# [Recorded information]
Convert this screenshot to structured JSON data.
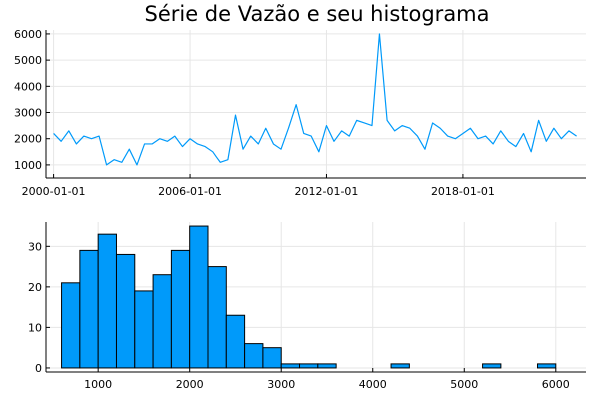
{
  "chart_data": [
    {
      "type": "line",
      "title": "Série de Vazão e seu histograma",
      "xlabel": "",
      "ylabel": "",
      "x_ticks": [
        "2000-01-01",
        "2006-01-01",
        "2012-01-01",
        "2018-01-01"
      ],
      "y_ticks": [
        1000,
        2000,
        3000,
        4000,
        5000,
        6000
      ],
      "xlim": [
        "1999-09-01",
        "2023-06-01"
      ],
      "ylim": [
        500,
        6150
      ],
      "grid": true,
      "legend": "none",
      "color": "#009AFA",
      "series": [
        {
          "x": [
            "2000-01-01",
            "2000-05-01",
            "2000-09-01",
            "2001-01-01",
            "2001-05-01",
            "2001-09-01",
            "2002-01-01",
            "2002-05-01",
            "2002-09-01",
            "2003-01-01",
            "2003-05-01",
            "2003-09-01",
            "2004-01-01",
            "2004-05-01",
            "2004-09-01",
            "2005-01-01",
            "2005-05-01",
            "2005-09-01",
            "2006-01-01",
            "2006-05-01",
            "2006-09-01",
            "2007-01-01",
            "2007-03-01",
            "2007-05-01",
            "2007-09-01",
            "2008-01-01",
            "2008-05-01",
            "2008-09-01",
            "2009-01-01",
            "2009-05-01",
            "2009-09-01",
            "2010-01-01",
            "2010-05-01",
            "2010-09-01",
            "2011-01-01",
            "2011-05-01",
            "2011-09-01",
            "2012-01-01",
            "2012-05-01",
            "2012-09-01",
            "2013-01-01",
            "2013-05-01",
            "2013-09-01",
            "2014-01-01",
            "2014-05-01",
            "2014-09-01",
            "2015-01-01",
            "2015-05-01",
            "2015-09-01",
            "2016-01-01",
            "2016-05-01",
            "2016-09-01",
            "2017-01-01",
            "2017-05-01",
            "2017-09-01",
            "2018-01-01",
            "2018-05-01",
            "2018-09-01",
            "2019-01-01",
            "2019-05-01",
            "2019-09-01",
            "2020-01-01",
            "2020-05-01",
            "2020-09-01",
            "2021-01-01",
            "2021-05-01",
            "2021-09-01",
            "2022-01-01",
            "2022-05-01",
            "2022-09-01",
            "2023-01-01"
          ],
          "y": [
            2200,
            1900,
            2300,
            1800,
            2100,
            2000,
            2100,
            1000,
            1200,
            1100,
            1600,
            1000,
            1800,
            1800,
            2000,
            1900,
            2100,
            1700,
            2000,
            1800,
            1700,
            1500,
            1300,
            1100,
            1200,
            2900,
            1600,
            2100,
            1800,
            2400,
            1800,
            1600,
            2400,
            3300,
            2200,
            2100,
            1500,
            2500,
            1900,
            2300,
            2100,
            2700,
            2600,
            2500,
            6000,
            2700,
            2300,
            2500,
            2400,
            2100,
            1600,
            2600,
            2400,
            2100,
            2000,
            2200,
            2400,
            2000,
            2100,
            1800,
            2300,
            1900,
            1700,
            2200,
            1500,
            2700,
            1900,
            2400,
            2000,
            2300,
            2100
          ]
        }
      ]
    },
    {
      "type": "bar",
      "title": "",
      "xlabel": "",
      "ylabel": "",
      "bin_edges": [
        600,
        800,
        1000,
        1200,
        1400,
        1600,
        1800,
        2000,
        2200,
        2400,
        2600,
        2800,
        3000,
        3200,
        3400,
        3600,
        3800,
        4000,
        4200,
        4400,
        4600,
        4800,
        5000,
        5200,
        5400,
        5600,
        5800,
        6000
      ],
      "counts": [
        21,
        29,
        33,
        28,
        19,
        23,
        29,
        35,
        25,
        13,
        6,
        5,
        1,
        1,
        1,
        0,
        0,
        0,
        1,
        0,
        0,
        0,
        0,
        1,
        0,
        0,
        1
      ],
      "x_ticks": [
        1000,
        2000,
        3000,
        4000,
        5000,
        6000
      ],
      "y_ticks": [
        0,
        10,
        20,
        30
      ],
      "xlim": [
        430,
        6330
      ],
      "ylim": [
        -1,
        36
      ],
      "grid": true,
      "legend": "none",
      "color": "#009AFA"
    }
  ]
}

# [What is needed]
Give only the number of lines in the entries that contain "title".

# [Solution for this problem]
2